> _Problem requirements_
All entries must be repeated exactly; do not include the pictures.

> _Exercise materials_

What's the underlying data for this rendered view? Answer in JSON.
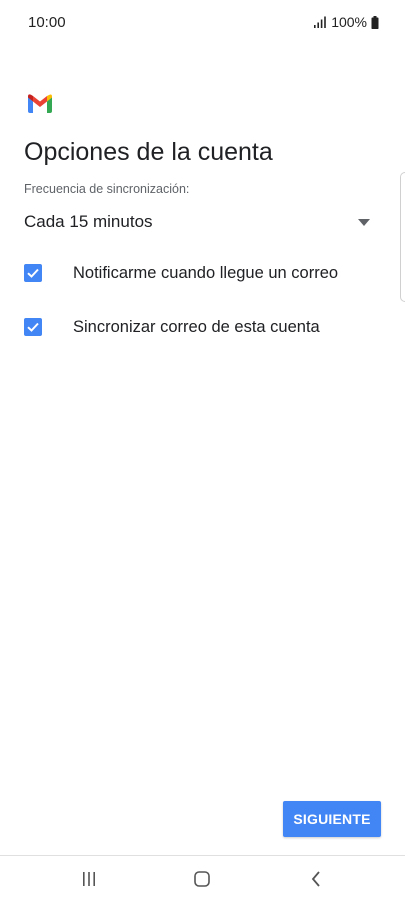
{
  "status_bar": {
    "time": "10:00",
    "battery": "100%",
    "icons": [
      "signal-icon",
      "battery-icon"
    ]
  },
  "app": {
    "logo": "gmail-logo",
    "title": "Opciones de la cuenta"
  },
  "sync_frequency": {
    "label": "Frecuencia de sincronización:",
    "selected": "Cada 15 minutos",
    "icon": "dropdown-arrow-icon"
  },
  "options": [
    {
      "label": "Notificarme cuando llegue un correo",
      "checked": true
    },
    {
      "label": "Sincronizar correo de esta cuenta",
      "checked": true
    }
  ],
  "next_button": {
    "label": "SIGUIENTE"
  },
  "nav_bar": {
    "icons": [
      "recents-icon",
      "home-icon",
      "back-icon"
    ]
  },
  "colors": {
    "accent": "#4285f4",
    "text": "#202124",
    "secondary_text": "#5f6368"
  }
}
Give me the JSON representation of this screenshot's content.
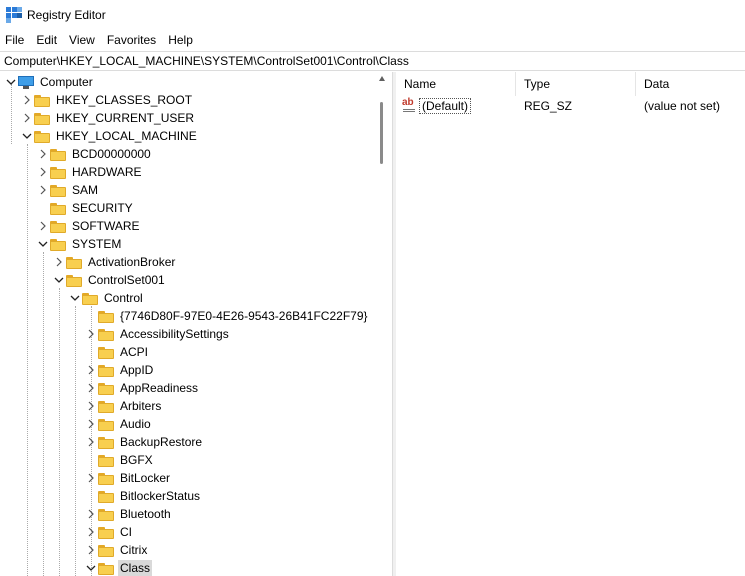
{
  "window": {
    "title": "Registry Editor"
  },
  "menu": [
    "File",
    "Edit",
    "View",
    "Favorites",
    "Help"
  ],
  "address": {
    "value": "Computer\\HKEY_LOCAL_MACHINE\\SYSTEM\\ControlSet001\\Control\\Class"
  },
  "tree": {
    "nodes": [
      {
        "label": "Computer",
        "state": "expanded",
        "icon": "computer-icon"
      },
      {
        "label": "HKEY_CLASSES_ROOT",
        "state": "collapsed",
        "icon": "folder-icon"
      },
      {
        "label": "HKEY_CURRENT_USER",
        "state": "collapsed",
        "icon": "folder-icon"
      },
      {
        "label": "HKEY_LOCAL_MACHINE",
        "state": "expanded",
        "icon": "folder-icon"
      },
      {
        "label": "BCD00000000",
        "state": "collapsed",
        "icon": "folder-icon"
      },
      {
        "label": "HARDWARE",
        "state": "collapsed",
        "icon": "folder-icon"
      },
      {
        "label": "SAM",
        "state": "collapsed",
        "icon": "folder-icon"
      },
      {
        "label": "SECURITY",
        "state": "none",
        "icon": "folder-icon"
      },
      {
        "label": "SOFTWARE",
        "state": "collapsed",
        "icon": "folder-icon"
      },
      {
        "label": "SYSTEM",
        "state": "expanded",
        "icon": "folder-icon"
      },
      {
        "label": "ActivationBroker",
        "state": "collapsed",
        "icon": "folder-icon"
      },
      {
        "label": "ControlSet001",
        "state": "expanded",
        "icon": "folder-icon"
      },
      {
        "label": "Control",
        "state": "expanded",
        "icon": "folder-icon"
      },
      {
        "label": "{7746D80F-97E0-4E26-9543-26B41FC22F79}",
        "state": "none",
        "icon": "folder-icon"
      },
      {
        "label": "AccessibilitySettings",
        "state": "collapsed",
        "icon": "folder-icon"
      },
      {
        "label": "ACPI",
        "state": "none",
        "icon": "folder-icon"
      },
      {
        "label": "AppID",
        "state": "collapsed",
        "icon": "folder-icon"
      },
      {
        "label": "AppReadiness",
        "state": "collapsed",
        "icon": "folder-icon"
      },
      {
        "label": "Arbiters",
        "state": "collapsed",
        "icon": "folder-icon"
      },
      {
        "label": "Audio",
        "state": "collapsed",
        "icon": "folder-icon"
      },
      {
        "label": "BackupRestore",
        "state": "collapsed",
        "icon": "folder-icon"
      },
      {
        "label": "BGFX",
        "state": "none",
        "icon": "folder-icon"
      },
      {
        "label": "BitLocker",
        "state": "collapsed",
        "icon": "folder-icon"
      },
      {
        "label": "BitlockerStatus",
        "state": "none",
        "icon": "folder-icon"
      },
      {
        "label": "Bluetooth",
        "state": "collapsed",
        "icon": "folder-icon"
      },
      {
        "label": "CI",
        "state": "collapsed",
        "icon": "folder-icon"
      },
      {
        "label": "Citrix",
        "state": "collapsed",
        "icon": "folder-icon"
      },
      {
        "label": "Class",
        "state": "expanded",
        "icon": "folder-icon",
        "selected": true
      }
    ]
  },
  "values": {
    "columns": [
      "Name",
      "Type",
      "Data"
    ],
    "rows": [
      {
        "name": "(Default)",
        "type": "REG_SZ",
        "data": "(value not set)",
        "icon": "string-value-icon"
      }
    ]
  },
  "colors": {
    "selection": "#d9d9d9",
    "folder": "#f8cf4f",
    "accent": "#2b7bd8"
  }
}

> _The completed task_
What's the underlying data for this rendered view? Answer in JSON.
{
  "status_bar": {
    "time": "10:00",
    "battery": "100%",
    "icons": [
      "signal-icon",
      "battery-icon"
    ]
  },
  "app": {
    "logo": "gmail-logo",
    "title": "Opciones de la cuenta"
  },
  "sync_frequency": {
    "label": "Frecuencia de sincronización:",
    "selected": "Cada 15 minutos",
    "icon": "dropdown-arrow-icon"
  },
  "options": [
    {
      "label": "Notificarme cuando llegue un correo",
      "checked": true
    },
    {
      "label": "Sincronizar correo de esta cuenta",
      "checked": true
    }
  ],
  "next_button": {
    "label": "SIGUIENTE"
  },
  "nav_bar": {
    "icons": [
      "recents-icon",
      "home-icon",
      "back-icon"
    ]
  },
  "colors": {
    "accent": "#4285f4",
    "text": "#202124",
    "secondary_text": "#5f6368"
  }
}
Give me the JSON representation of this screenshot's content.
{
  "window": {
    "title": "Registry Editor"
  },
  "menu": [
    "File",
    "Edit",
    "View",
    "Favorites",
    "Help"
  ],
  "address": {
    "value": "Computer\\HKEY_LOCAL_MACHINE\\SYSTEM\\ControlSet001\\Control\\Class"
  },
  "tree": {
    "nodes": [
      {
        "label": "Computer",
        "state": "expanded",
        "icon": "computer-icon"
      },
      {
        "label": "HKEY_CLASSES_ROOT",
        "state": "collapsed",
        "icon": "folder-icon"
      },
      {
        "label": "HKEY_CURRENT_USER",
        "state": "collapsed",
        "icon": "folder-icon"
      },
      {
        "label": "HKEY_LOCAL_MACHINE",
        "state": "expanded",
        "icon": "folder-icon"
      },
      {
        "label": "BCD00000000",
        "state": "collapsed",
        "icon": "folder-icon"
      },
      {
        "label": "HARDWARE",
        "state": "collapsed",
        "icon": "folder-icon"
      },
      {
        "label": "SAM",
        "state": "collapsed",
        "icon": "folder-icon"
      },
      {
        "label": "SECURITY",
        "state": "none",
        "icon": "folder-icon"
      },
      {
        "label": "SOFTWARE",
        "state": "collapsed",
        "icon": "folder-icon"
      },
      {
        "label": "SYSTEM",
        "state": "expanded",
        "icon": "folder-icon"
      },
      {
        "label": "ActivationBroker",
        "state": "collapsed",
        "icon": "folder-icon"
      },
      {
        "label": "ControlSet001",
        "state": "expanded",
        "icon": "folder-icon"
      },
      {
        "label": "Control",
        "state": "expanded",
        "icon": "folder-icon"
      },
      {
        "label": "{7746D80F-97E0-4E26-9543-26B41FC22F79}",
        "state": "none",
        "icon": "folder-icon"
      },
      {
        "label": "AccessibilitySettings",
        "state": "collapsed",
        "icon": "folder-icon"
      },
      {
        "label": "ACPI",
        "state": "none",
        "icon": "folder-icon"
      },
      {
        "label": "AppID",
        "state": "collapsed",
        "icon": "folder-icon"
      },
      {
        "label": "AppReadiness",
        "state": "collapsed",
        "icon": "folder-icon"
      },
      {
        "label": "Arbiters",
        "state": "collapsed",
        "icon": "folder-icon"
      },
      {
        "label": "Audio",
        "state": "collapsed",
        "icon": "folder-icon"
      },
      {
        "label": "BackupRestore",
        "state": "collapsed",
        "icon": "folder-icon"
      },
      {
        "label": "BGFX",
        "state": "none",
        "icon": "folder-icon"
      },
      {
        "label": "BitLocker",
        "state": "collapsed",
        "icon": "folder-icon"
      },
      {
        "label": "BitlockerStatus",
        "state": "none",
        "icon": "folder-icon"
      },
      {
        "label": "Bluetooth",
        "state": "collapsed",
        "icon": "folder-icon"
      },
      {
        "label": "CI",
        "state": "collapsed",
        "icon": "folder-icon"
      },
      {
        "label": "Citrix",
        "state": "collapsed",
        "icon": "folder-icon"
      },
      {
        "label": "Class",
        "state": "expanded",
        "icon": "folder-icon",
        "selected": true
      }
    ]
  },
  "values": {
    "columns": [
      "Name",
      "Type",
      "Data"
    ],
    "rows": [
      {
        "name": "(Default)",
        "type": "REG_SZ",
        "data": "(value not set)",
        "icon": "string-value-icon"
      }
    ]
  },
  "colors": {
    "selection": "#d9d9d9",
    "folder": "#f8cf4f",
    "accent": "#2b7bd8"
  }
}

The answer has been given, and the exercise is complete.